--- WRITTEN REQUEST ---
Show every line that has the string "grid" in it.

--- INPUT MATERIAL ---

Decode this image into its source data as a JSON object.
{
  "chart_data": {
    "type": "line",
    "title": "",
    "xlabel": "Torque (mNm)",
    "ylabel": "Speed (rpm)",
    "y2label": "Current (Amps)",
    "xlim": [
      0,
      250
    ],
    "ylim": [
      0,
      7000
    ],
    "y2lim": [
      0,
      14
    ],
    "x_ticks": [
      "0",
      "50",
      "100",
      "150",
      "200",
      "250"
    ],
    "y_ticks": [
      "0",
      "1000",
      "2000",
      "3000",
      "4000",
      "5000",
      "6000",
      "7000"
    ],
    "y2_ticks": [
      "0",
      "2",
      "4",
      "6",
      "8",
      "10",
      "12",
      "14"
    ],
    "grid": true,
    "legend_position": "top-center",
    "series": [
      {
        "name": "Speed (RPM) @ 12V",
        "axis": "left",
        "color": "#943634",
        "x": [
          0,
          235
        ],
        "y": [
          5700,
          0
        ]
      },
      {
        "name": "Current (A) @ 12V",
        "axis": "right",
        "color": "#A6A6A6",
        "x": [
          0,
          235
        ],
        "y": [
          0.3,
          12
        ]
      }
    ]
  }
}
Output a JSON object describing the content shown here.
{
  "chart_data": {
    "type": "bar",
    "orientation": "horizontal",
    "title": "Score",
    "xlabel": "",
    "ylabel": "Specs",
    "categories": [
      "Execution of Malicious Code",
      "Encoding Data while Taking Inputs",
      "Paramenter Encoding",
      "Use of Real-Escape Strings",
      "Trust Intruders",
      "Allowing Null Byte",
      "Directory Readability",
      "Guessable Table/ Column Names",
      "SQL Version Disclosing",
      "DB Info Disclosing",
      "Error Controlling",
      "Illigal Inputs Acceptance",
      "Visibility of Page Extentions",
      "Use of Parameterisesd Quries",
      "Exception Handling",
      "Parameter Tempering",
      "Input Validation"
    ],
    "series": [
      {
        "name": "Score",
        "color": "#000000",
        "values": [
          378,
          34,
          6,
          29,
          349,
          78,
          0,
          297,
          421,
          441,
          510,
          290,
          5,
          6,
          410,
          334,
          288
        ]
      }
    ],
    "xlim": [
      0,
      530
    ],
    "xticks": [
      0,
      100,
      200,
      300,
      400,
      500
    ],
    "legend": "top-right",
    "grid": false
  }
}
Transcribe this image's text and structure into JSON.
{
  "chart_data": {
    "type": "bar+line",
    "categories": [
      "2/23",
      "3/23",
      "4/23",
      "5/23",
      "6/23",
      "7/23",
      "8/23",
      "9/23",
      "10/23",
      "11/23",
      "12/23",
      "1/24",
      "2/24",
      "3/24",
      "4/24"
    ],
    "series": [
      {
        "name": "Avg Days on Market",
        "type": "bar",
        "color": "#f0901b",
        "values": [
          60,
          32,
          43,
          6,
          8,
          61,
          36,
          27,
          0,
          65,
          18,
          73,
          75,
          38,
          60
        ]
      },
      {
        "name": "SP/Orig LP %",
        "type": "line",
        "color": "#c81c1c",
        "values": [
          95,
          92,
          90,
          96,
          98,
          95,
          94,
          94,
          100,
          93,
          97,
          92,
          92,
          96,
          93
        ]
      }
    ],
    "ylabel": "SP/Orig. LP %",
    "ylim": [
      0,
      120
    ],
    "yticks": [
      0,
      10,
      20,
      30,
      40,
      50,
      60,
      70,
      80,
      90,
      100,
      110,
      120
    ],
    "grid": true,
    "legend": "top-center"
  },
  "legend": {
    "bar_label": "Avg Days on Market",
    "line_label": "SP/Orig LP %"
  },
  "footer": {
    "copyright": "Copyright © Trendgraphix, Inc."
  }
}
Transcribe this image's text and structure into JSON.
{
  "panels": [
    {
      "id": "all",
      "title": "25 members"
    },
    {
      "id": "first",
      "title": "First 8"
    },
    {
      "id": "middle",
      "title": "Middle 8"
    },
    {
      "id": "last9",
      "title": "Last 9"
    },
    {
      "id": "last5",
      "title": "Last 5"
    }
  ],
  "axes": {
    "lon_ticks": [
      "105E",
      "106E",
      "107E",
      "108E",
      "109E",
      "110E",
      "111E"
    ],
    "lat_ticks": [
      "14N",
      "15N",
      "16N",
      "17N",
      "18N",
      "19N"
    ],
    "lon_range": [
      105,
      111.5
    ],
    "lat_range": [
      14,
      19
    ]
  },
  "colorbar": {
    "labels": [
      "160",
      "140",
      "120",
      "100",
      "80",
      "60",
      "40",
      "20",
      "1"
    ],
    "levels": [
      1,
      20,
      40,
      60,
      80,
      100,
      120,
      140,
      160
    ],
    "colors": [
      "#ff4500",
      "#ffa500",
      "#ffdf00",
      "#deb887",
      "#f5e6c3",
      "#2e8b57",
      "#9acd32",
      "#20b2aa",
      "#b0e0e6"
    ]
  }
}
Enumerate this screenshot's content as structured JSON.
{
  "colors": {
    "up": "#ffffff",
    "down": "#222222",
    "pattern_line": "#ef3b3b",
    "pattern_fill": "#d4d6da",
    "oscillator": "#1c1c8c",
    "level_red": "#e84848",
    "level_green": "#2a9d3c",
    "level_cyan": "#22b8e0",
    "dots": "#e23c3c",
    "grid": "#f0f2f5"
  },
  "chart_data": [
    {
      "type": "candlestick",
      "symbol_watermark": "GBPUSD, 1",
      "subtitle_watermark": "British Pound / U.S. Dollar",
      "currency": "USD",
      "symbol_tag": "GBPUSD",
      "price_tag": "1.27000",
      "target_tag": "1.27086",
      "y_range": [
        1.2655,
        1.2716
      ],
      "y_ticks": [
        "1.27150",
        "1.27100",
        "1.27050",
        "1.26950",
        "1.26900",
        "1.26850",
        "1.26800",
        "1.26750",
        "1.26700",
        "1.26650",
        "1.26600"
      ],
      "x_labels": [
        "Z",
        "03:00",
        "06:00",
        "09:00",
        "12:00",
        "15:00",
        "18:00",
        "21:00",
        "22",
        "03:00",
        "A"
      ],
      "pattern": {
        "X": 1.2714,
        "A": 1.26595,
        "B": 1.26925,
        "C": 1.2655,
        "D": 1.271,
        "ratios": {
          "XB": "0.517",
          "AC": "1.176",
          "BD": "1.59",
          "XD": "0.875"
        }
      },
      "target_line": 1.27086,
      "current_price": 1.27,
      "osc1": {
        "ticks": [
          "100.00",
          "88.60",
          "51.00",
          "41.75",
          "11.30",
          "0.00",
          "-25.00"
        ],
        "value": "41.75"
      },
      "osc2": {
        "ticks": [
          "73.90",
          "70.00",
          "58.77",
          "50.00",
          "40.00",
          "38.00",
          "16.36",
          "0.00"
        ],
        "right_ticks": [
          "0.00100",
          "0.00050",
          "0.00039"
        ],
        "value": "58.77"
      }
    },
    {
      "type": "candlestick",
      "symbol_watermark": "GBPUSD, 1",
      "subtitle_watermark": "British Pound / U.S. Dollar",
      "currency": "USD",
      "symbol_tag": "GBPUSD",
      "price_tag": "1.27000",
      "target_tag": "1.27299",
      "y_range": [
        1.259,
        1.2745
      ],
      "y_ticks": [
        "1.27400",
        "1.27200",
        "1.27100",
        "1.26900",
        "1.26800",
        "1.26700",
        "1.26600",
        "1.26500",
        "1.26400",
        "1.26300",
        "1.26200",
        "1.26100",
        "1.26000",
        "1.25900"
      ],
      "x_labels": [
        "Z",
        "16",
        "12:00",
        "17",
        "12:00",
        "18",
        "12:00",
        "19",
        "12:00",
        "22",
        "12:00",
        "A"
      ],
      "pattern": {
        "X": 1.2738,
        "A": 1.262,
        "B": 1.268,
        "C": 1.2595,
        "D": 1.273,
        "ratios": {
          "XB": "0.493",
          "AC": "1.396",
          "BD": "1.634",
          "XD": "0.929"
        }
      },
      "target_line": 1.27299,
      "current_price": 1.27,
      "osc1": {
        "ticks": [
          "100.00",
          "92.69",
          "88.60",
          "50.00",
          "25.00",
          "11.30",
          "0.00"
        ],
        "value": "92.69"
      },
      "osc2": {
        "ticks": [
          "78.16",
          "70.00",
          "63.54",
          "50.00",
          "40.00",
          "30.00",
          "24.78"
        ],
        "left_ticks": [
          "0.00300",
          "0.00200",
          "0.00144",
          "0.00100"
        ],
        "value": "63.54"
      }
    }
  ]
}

--- WRITTEN ANSWER ---
    "grid": true,
    "grid": false
    "grid": true,
    "grid": "#f0f2f5"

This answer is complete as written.